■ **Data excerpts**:
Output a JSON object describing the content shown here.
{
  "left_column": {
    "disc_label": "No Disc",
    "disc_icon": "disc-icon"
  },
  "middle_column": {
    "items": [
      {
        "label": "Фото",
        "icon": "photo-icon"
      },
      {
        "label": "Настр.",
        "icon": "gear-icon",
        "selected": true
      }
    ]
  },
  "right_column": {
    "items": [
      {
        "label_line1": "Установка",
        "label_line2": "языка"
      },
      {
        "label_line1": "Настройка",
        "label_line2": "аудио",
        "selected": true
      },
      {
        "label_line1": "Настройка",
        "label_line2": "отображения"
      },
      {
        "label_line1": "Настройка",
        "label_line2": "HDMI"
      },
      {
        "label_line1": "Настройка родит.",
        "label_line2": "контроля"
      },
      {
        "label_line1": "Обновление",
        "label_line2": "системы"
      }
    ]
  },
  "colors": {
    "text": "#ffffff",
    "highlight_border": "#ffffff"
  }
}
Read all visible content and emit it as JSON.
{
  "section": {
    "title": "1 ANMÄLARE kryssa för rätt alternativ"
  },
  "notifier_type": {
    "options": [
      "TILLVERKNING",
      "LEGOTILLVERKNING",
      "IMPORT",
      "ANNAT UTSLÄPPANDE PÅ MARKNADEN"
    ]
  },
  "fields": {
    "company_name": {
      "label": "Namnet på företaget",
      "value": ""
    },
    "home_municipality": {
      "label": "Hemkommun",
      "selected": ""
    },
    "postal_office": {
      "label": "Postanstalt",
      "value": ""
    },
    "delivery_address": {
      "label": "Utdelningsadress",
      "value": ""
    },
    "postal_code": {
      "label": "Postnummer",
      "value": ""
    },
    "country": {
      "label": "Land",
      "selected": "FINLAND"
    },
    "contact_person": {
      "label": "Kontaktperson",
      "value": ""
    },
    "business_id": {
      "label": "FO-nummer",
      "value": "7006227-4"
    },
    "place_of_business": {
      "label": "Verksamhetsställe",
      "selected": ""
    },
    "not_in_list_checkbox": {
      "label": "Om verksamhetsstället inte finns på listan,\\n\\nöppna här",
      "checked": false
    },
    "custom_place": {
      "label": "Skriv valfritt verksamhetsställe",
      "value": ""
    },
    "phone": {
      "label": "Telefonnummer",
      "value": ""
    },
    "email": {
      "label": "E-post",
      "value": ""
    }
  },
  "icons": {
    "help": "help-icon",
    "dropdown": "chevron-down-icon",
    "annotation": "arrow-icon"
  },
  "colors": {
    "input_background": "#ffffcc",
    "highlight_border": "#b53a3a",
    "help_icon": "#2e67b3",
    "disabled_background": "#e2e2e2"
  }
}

■ **WHAT TO WORK ON**: Show every line from the entries above in which the word "JSON" appears.

■ **WRITTEN ANSWER**:
Output a JSON object describing the content shown here.
Read all visible content and emit it as JSON.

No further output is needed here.